◆ **What needs to be done**
In the stretch of the entries from the line containing "Text: O: O [226, 137, 240, 152]" through the end of the entries, switch every "Bar" to "Column" and leave everything else unchanged. Return only those lines, without the pictures.
^^^^
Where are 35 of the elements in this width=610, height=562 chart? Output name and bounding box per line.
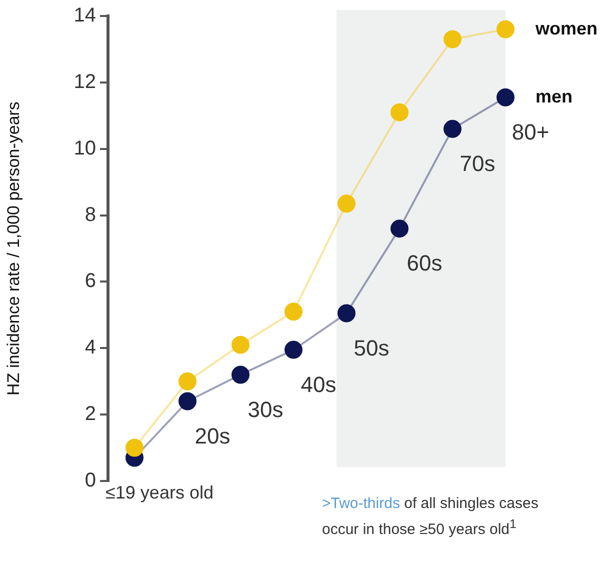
x-tick-label: 60s <box>406 250 442 276</box>
y-tick-label: 14 <box>74 4 96 27</box>
point <box>390 103 408 122</box>
point <box>338 304 356 322</box>
point <box>496 88 514 106</box>
point <box>284 340 302 359</box>
point <box>496 20 514 38</box>
text: >Two-thirds of all shingles cases occur in those ≥50 years old$^{1}$ <box>322 495 538 538</box>
series-label: men <box>536 86 573 106</box>
y-tick-label: 10 <box>74 137 96 160</box>
y-tick-label: 0 <box>84 470 96 492</box>
x-tick-label: 50s <box>354 335 390 360</box>
point <box>232 366 250 384</box>
point <box>338 194 356 213</box>
y-tick-label: 2 <box>84 403 96 426</box>
y-axis-title: HZ incidence rate / 1,000 person-years <box>4 102 23 396</box>
point <box>178 372 196 390</box>
x-tick-label: 30s <box>248 396 284 422</box>
series-label: women <box>534 18 598 38</box>
x-tick-label: 20s <box>194 423 230 448</box>
point <box>126 438 144 457</box>
x-tick-label: ≤19 years old <box>106 482 214 503</box>
point <box>390 220 408 238</box>
x-tick-label: 40s <box>300 372 336 397</box>
point <box>444 120 462 138</box>
x-tick-label: 70s <box>460 150 496 176</box>
y-tick-label: 12 <box>74 70 96 93</box>
point <box>178 392 196 410</box>
point <box>284 302 302 321</box>
y-tick-label: 4 <box>84 336 96 359</box>
point <box>232 336 250 354</box>
x-tick-label: 80+ <box>512 119 550 144</box>
y-tick-label: 8 <box>84 204 96 226</box>
point <box>444 30 462 48</box>
y-tick-label: 6 <box>84 270 96 292</box>
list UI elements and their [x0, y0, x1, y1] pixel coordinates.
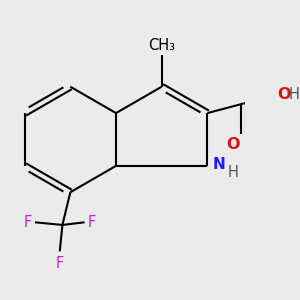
Text: O: O [226, 137, 240, 152]
Text: F: F [24, 215, 32, 230]
Text: F: F [88, 215, 96, 230]
Text: CH₃: CH₃ [148, 38, 175, 53]
Text: N: N [213, 157, 225, 172]
Text: O: O [277, 87, 291, 102]
Text: F: F [56, 256, 64, 271]
Text: H: H [227, 165, 238, 180]
Text: H: H [288, 87, 299, 102]
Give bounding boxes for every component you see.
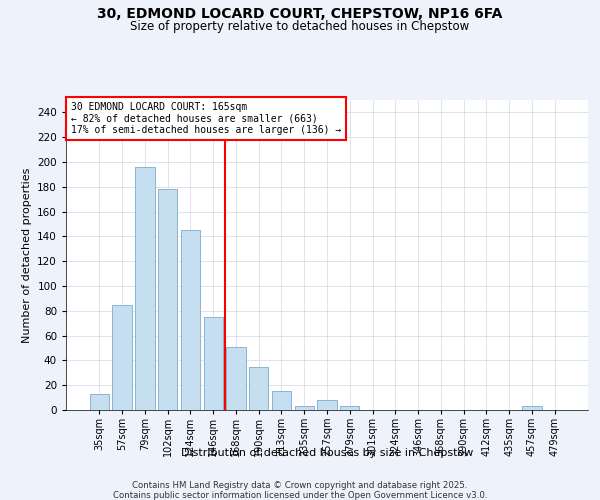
Text: 30, EDMOND LOCARD COURT, CHEPSTOW, NP16 6FA: 30, EDMOND LOCARD COURT, CHEPSTOW, NP16 … (97, 8, 503, 22)
Text: 30 EDMOND LOCARD COURT: 165sqm
← 82% of detached houses are smaller (663)
17% of: 30 EDMOND LOCARD COURT: 165sqm ← 82% of … (71, 102, 341, 134)
Bar (317, 400, 337, 410)
Bar (181, 230, 200, 410)
Bar (522, 406, 542, 410)
Bar (135, 167, 155, 410)
Bar (340, 406, 359, 410)
Bar (249, 366, 268, 410)
Bar (112, 304, 132, 410)
Text: Size of property relative to detached houses in Chepstow: Size of property relative to detached ho… (130, 20, 470, 33)
Bar (203, 317, 223, 410)
Bar (158, 190, 178, 410)
Y-axis label: Number of detached properties: Number of detached properties (22, 168, 32, 342)
Bar (90, 394, 109, 410)
Text: Contains public sector information licensed under the Open Government Licence v3: Contains public sector information licen… (113, 491, 487, 500)
Bar (295, 406, 314, 410)
Text: Distribution of detached houses by size in Chepstow: Distribution of detached houses by size … (181, 448, 473, 458)
Bar (272, 392, 291, 410)
Bar (226, 347, 245, 410)
Text: Contains HM Land Registry data © Crown copyright and database right 2025.: Contains HM Land Registry data © Crown c… (132, 481, 468, 490)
^^^^
◆ **Written solution**
Text: O: O [226, 137, 240, 152]
Text: F: F [24, 215, 32, 230]
Text: F: F [88, 215, 96, 230]
Text: CH₃: CH₃ [148, 38, 175, 53]
Text: N: N [213, 157, 225, 172]
Text: O: O [277, 87, 291, 102]
Text: F: F [56, 256, 64, 271]
Text: H: H [227, 165, 238, 180]
Text: H: H [288, 87, 299, 102]
Give bounding boxes for every component you see.
Text: 30, EDMOND LOCARD COURT, CHEPSTOW, NP16 6FA: 30, EDMOND LOCARD COURT, CHEPSTOW, NP16 … (97, 8, 503, 22)
Text: 30 EDMOND LOCARD COURT: 165sqm
← 82% of detached houses are smaller (663)
17% of: 30 EDMOND LOCARD COURT: 165sqm ← 82% of … (71, 102, 341, 134)
Column (317, 400, 337, 410)
Column (181, 230, 200, 410)
Column (522, 406, 542, 410)
Column (135, 167, 155, 410)
Column (340, 406, 359, 410)
Column (249, 366, 268, 410)
Column (112, 304, 132, 410)
Text: Size of property relative to detached houses in Chepstow: Size of property relative to detached ho… (130, 20, 470, 33)
Column (203, 317, 223, 410)
Column (158, 190, 178, 410)
Y-axis label: Number of detached properties: Number of detached properties (22, 168, 32, 342)
Column (90, 394, 109, 410)
Text: Contains public sector information licensed under the Open Government Licence v3: Contains public sector information licen… (113, 491, 487, 500)
Column (295, 406, 314, 410)
Text: Distribution of detached houses by size in Chepstow: Distribution of detached houses by size … (181, 448, 473, 458)
Column (272, 392, 291, 410)
Column (226, 347, 245, 410)
Text: Contains HM Land Registry data © Crown copyright and database right 2025.: Contains HM Land Registry data © Crown c… (132, 481, 468, 490)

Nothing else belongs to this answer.